--- DIRECTIVE ---
Your task is to filter the data below down to the lines holding "this".

--- Records excerpted from a collection ---
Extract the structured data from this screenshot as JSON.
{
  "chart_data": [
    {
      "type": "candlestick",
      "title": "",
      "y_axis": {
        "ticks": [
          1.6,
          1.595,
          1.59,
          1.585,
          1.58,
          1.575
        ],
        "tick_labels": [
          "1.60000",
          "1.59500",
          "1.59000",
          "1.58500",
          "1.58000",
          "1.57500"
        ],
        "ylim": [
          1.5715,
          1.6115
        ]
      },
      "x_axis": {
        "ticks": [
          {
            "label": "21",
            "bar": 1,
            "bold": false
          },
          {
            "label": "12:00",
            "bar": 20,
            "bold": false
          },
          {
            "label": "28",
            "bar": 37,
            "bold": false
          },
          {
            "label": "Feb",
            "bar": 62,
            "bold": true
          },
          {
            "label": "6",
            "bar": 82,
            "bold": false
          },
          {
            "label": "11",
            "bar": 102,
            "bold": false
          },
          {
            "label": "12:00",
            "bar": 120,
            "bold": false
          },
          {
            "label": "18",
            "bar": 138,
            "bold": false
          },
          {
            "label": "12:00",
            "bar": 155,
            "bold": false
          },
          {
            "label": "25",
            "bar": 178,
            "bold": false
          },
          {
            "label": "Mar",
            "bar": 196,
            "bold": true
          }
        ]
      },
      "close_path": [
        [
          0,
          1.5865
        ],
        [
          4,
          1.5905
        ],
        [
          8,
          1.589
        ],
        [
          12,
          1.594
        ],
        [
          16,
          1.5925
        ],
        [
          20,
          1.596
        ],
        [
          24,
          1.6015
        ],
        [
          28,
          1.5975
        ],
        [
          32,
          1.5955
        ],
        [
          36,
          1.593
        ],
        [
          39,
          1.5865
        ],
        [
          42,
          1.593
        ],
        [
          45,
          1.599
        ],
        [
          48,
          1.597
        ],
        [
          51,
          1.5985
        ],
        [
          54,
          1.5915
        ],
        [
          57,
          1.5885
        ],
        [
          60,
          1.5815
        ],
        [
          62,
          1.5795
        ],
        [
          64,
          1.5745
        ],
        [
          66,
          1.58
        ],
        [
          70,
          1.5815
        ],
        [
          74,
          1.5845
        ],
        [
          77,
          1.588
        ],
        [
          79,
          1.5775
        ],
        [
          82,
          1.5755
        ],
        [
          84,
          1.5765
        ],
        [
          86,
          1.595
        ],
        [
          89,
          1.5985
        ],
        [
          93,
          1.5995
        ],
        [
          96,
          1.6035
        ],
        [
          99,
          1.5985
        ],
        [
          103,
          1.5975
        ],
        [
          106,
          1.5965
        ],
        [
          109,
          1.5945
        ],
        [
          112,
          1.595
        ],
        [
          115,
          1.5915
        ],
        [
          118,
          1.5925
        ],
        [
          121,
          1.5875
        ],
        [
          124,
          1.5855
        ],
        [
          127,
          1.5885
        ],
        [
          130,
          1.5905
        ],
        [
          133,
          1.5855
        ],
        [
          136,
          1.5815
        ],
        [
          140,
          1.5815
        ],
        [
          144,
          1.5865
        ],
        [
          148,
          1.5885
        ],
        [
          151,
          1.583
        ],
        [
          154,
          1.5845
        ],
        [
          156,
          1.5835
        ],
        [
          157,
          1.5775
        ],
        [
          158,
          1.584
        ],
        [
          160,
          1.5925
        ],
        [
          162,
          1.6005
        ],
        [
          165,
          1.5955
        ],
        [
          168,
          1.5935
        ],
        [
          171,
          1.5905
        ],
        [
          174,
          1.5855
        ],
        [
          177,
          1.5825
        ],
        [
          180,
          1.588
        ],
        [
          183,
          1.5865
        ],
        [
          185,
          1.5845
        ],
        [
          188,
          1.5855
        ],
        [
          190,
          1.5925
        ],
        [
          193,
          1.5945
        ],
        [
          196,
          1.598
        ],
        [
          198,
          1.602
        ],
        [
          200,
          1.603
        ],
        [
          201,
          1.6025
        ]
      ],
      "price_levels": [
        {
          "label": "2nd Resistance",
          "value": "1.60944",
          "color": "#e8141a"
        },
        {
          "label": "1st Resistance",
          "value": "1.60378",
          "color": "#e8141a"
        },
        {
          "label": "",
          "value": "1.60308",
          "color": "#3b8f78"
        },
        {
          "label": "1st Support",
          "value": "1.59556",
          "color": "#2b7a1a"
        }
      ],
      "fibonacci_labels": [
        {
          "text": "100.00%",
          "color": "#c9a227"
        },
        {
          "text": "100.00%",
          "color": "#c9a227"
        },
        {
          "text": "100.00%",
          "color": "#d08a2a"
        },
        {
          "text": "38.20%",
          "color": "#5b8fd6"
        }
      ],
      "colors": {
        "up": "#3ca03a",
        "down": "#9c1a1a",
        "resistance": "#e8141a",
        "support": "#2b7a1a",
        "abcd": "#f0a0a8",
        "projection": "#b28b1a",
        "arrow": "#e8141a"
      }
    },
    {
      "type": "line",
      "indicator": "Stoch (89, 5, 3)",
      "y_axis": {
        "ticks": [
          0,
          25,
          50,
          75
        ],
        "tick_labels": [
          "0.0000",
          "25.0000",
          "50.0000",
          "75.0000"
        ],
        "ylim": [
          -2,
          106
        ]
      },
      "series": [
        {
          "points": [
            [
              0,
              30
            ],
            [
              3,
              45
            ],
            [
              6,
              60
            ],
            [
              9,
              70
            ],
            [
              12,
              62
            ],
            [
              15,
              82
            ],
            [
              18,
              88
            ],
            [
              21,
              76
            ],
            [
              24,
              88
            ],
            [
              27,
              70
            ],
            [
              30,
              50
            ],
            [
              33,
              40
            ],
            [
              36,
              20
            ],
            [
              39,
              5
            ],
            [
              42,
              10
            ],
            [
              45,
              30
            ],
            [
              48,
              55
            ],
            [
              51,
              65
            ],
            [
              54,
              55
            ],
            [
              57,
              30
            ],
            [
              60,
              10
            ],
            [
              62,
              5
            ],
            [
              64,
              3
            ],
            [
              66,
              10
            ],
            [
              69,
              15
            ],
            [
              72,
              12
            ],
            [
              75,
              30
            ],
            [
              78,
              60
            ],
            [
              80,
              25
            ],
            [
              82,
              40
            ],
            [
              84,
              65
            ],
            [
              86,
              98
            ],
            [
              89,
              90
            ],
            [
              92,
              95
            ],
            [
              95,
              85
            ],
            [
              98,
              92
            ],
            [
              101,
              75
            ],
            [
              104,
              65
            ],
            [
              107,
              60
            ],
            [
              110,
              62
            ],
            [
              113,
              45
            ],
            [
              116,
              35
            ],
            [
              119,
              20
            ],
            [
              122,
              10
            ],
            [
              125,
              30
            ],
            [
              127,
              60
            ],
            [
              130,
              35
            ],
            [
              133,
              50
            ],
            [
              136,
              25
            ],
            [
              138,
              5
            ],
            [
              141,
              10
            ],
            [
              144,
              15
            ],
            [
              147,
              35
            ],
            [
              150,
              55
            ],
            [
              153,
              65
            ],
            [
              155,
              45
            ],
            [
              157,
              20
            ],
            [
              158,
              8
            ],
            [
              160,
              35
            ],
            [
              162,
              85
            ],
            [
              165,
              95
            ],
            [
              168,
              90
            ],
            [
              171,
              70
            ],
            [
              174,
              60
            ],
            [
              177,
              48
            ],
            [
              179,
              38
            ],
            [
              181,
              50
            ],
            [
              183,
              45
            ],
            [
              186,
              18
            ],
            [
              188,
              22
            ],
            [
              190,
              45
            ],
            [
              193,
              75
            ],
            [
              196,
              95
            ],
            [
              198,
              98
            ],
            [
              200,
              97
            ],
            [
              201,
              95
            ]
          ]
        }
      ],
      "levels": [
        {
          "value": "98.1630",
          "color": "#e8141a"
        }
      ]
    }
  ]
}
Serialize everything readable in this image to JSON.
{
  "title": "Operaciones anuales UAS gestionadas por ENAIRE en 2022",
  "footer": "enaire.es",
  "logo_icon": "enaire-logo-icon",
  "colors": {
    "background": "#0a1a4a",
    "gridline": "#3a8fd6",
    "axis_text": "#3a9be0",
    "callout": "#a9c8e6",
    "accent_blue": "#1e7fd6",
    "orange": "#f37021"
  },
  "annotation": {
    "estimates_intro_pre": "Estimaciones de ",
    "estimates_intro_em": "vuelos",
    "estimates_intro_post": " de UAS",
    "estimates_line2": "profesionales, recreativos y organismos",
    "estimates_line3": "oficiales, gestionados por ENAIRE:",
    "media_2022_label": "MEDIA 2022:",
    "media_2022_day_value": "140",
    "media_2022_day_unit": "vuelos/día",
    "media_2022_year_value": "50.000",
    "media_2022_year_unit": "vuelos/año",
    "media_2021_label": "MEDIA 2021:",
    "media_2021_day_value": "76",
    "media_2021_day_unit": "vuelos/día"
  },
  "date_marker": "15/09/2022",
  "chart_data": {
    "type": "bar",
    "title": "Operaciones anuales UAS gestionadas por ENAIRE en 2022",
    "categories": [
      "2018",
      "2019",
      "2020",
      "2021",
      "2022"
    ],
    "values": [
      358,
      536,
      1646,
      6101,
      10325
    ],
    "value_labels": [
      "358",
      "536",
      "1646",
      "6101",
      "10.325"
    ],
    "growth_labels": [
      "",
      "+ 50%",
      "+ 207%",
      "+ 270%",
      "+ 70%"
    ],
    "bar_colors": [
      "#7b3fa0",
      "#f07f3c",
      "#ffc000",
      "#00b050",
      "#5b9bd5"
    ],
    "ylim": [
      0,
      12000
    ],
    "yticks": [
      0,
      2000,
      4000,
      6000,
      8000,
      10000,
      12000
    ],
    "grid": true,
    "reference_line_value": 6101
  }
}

--- SOLUTION TO THE PROBLEM ---
Extract the structured data from this screenshot as JSON.
Serialize everything readable in this image to JSON.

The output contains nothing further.